**TASK BRIEF**
Using the listing below, select the lines with the word "JSON" and copy them.

**DATASET EXCERPTS**

+++++

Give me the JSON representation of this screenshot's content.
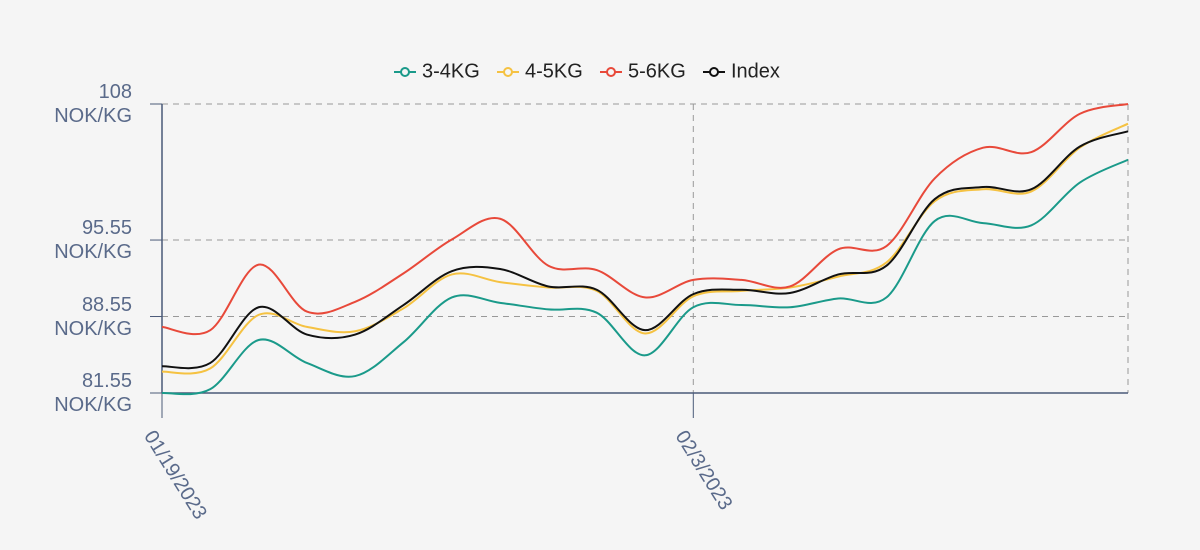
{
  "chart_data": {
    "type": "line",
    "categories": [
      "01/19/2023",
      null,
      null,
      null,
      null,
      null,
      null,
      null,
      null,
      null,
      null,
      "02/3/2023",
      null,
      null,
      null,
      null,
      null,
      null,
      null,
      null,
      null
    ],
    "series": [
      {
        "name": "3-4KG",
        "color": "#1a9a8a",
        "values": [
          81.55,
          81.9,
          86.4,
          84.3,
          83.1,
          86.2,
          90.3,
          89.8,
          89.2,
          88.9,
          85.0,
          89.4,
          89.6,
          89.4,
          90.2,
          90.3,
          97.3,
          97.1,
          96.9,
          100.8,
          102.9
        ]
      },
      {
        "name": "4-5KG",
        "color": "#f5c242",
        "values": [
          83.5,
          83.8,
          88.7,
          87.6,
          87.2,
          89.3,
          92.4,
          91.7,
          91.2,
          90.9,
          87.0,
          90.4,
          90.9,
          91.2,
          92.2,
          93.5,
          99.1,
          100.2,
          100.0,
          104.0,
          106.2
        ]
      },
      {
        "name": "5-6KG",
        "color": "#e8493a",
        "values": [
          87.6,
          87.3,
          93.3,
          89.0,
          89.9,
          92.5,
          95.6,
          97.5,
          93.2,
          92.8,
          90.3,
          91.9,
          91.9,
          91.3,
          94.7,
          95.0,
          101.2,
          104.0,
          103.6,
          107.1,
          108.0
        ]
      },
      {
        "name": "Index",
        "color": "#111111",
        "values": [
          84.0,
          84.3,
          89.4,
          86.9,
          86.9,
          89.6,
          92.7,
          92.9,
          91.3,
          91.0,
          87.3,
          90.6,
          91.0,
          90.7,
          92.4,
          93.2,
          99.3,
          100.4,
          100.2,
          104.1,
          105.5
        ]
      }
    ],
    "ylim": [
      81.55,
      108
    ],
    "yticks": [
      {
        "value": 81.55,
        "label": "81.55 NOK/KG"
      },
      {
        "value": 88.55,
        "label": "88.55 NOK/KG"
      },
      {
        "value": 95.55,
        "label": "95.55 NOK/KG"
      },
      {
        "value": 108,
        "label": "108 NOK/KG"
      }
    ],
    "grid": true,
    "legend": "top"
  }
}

+++++

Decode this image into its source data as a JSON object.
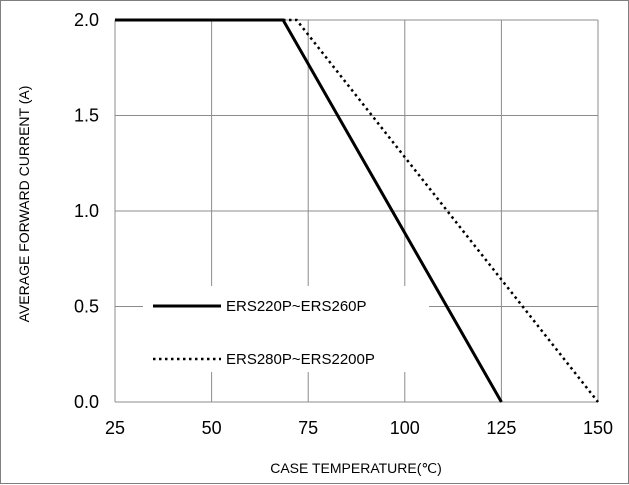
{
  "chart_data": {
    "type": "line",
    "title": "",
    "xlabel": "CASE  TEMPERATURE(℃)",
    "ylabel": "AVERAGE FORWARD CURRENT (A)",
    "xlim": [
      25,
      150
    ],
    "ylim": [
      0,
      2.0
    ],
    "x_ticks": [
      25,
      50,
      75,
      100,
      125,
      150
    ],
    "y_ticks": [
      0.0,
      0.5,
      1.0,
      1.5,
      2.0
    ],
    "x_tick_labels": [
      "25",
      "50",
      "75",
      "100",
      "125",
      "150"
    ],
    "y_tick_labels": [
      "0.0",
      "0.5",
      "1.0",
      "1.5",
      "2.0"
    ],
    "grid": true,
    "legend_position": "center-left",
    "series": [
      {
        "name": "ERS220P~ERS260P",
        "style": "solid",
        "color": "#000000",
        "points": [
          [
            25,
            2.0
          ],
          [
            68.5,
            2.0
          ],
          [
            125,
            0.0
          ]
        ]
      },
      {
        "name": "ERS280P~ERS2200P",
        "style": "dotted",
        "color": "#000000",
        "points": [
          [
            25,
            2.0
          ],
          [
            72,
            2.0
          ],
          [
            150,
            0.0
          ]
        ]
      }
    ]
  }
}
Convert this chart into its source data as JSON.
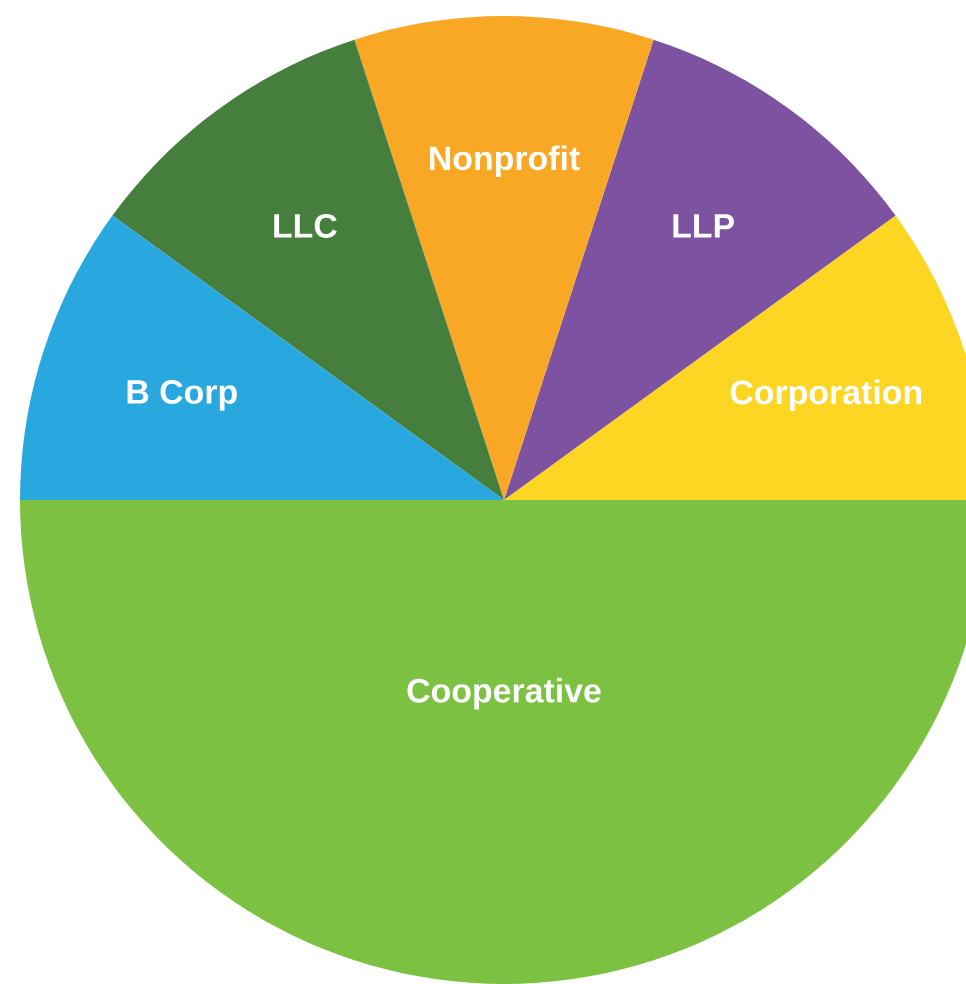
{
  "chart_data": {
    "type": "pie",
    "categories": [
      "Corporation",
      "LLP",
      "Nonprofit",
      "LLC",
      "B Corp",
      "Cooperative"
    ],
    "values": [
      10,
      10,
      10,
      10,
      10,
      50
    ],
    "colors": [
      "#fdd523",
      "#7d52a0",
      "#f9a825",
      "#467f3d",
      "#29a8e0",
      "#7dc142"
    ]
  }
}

+++++

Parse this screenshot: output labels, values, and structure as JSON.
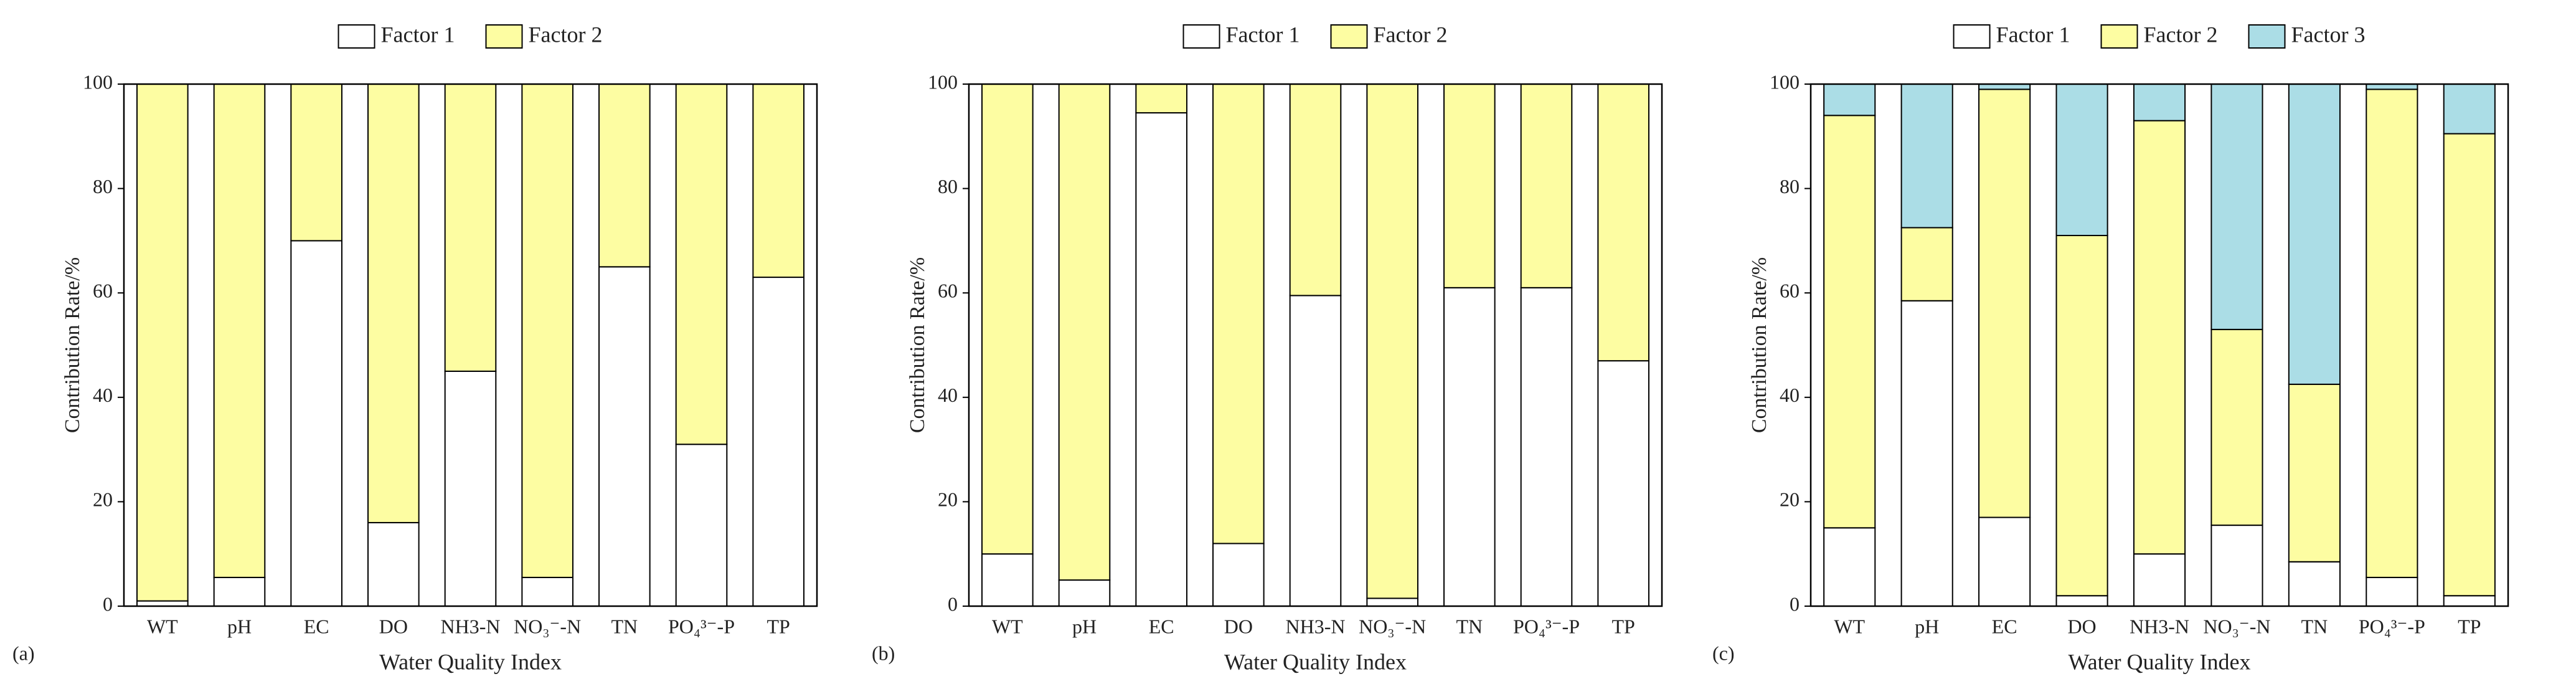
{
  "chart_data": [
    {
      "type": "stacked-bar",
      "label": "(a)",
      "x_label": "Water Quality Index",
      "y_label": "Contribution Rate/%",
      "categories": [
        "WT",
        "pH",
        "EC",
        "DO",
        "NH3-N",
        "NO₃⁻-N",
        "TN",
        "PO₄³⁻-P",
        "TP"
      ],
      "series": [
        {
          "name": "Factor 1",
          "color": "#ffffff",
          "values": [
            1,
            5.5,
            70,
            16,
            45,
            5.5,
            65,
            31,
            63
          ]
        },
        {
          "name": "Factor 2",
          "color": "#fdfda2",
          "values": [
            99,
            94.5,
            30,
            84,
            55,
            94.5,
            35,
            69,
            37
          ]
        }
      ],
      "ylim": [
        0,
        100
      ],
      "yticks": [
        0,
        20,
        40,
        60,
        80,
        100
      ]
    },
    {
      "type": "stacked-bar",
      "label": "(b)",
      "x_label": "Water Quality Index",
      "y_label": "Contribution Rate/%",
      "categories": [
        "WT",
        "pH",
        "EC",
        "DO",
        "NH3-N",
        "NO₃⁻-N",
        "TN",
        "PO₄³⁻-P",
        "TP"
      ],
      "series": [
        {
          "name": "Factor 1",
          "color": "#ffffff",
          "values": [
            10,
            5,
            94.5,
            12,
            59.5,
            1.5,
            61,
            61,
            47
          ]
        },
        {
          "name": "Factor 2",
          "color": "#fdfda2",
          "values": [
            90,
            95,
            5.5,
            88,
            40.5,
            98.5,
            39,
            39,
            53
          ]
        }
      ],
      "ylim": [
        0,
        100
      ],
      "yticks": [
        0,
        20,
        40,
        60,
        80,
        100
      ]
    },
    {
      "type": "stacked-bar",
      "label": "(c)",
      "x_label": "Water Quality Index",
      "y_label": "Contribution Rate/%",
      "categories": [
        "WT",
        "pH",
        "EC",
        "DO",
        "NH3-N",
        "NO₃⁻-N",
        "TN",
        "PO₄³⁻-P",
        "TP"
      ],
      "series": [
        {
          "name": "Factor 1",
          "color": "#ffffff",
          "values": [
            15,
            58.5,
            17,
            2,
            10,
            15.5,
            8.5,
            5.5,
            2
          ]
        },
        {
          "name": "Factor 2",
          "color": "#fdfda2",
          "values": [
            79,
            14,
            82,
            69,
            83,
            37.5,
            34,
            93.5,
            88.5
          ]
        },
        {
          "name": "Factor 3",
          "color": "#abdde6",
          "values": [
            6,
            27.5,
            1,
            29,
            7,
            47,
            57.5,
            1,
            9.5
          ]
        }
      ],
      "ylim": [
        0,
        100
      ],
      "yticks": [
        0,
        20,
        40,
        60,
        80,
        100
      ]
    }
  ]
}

+++++

**COMPLETED TASK**
Give me the JSON representation of this screenshot's content.
Decode this image into its source data as a JSON object.
Convert this chart into its source data as JSON.
Parse this screenshot: output labels, values, and structure as JSON.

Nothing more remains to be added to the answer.